• **DATASET EXTRACT**:
<<<<

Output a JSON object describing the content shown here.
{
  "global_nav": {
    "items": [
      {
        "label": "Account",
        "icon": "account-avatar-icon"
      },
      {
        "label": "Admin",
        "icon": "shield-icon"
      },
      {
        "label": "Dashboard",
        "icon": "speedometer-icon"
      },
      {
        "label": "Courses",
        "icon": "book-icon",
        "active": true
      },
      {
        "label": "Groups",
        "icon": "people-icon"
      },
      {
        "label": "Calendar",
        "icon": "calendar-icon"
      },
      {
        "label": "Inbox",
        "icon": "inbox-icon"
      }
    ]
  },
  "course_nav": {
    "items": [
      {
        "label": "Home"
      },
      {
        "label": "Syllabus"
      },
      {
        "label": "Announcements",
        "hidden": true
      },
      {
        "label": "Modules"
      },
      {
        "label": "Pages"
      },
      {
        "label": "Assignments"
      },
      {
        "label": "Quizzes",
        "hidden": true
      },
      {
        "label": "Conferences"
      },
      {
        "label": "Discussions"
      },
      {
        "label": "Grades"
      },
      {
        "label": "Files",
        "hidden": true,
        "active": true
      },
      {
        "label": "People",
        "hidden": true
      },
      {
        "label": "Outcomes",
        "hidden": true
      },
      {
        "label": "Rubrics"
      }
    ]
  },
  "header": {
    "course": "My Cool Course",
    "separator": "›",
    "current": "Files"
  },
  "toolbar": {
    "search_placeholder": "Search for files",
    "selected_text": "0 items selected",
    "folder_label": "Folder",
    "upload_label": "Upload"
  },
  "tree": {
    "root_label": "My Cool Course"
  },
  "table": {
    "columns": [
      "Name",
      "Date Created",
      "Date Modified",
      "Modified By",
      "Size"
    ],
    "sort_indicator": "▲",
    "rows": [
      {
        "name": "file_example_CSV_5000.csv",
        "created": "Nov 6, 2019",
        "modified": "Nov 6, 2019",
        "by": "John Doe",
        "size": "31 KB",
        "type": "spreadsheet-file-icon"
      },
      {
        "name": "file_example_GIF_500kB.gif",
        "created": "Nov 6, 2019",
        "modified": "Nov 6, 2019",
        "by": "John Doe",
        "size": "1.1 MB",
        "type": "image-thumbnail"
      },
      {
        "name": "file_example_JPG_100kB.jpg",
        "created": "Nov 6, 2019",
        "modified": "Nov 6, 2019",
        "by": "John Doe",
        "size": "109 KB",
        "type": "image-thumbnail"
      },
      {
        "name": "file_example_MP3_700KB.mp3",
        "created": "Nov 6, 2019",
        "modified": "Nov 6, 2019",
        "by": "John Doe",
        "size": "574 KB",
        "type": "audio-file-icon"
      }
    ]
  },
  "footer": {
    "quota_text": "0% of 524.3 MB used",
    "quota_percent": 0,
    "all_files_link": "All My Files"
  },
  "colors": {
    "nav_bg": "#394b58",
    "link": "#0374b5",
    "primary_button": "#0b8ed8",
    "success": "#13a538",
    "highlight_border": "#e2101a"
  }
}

>>>>

• **WRITTEN EXERCISE**:
Every line above should be written out again exactly as it stands.

• **ANSWER BELOW**:
Output a JSON object describing the content shown here.
{
  "global_nav": {
    "items": [
      {
        "label": "Account",
        "icon": "account-avatar-icon"
      },
      {
        "label": "Admin",
        "icon": "shield-icon"
      },
      {
        "label": "Dashboard",
        "icon": "speedometer-icon"
      },
      {
        "label": "Courses",
        "icon": "book-icon",
        "active": true
      },
      {
        "label": "Groups",
        "icon": "people-icon"
      },
      {
        "label": "Calendar",
        "icon": "calendar-icon"
      },
      {
        "label": "Inbox",
        "icon": "inbox-icon"
      }
    ]
  },
  "course_nav": {
    "items": [
      {
        "label": "Home"
      },
      {
        "label": "Syllabus"
      },
      {
        "label": "Announcements",
        "hidden": true
      },
      {
        "label": "Modules"
      },
      {
        "label": "Pages"
      },
      {
        "label": "Assignments"
      },
      {
        "label": "Quizzes",
        "hidden": true
      },
      {
        "label": "Conferences"
      },
      {
        "label": "Discussions"
      },
      {
        "label": "Grades"
      },
      {
        "label": "Files",
        "hidden": true,
        "active": true
      },
      {
        "label": "People",
        "hidden": true
      },
      {
        "label": "Outcomes",
        "hidden": true
      },
      {
        "label": "Rubrics"
      }
    ]
  },
  "header": {
    "course": "My Cool Course",
    "separator": "›",
    "current": "Files"
  },
  "toolbar": {
    "search_placeholder": "Search for files",
    "selected_text": "0 items selected",
    "folder_label": "Folder",
    "upload_label": "Upload"
  },
  "tree": {
    "root_label": "My Cool Course"
  },
  "table": {
    "columns": [
      "Name",
      "Date Created",
      "Date Modified",
      "Modified By",
      "Size"
    ],
    "sort_indicator": "▲",
    "rows": [
      {
        "name": "file_example_CSV_5000.csv",
        "created": "Nov 6, 2019",
        "modified": "Nov 6, 2019",
        "by": "John Doe",
        "size": "31 KB",
        "type": "spreadsheet-file-icon"
      },
      {
        "name": "file_example_GIF_500kB.gif",
        "created": "Nov 6, 2019",
        "modified": "Nov 6, 2019",
        "by": "John Doe",
        "size": "1.1 MB",
        "type": "image-thumbnail"
      },
      {
        "name": "file_example_JPG_100kB.jpg",
        "created": "Nov 6, 2019",
        "modified": "Nov 6, 2019",
        "by": "John Doe",
        "size": "109 KB",
        "type": "image-thumbnail"
      },
      {
        "name": "file_example_MP3_700KB.mp3",
        "created": "Nov 6, 2019",
        "modified": "Nov 6, 2019",
        "by": "John Doe",
        "size": "574 KB",
        "type": "audio-file-icon"
      }
    ]
  },
  "footer": {
    "quota_text": "0% of 524.3 MB used",
    "quota_percent": 0,
    "all_files_link": "All My Files"
  },
  "colors": {
    "nav_bg": "#394b58",
    "link": "#0374b5",
    "primary_button": "#0b8ed8",
    "success": "#13a538",
    "highlight_border": "#e2101a"
  }
}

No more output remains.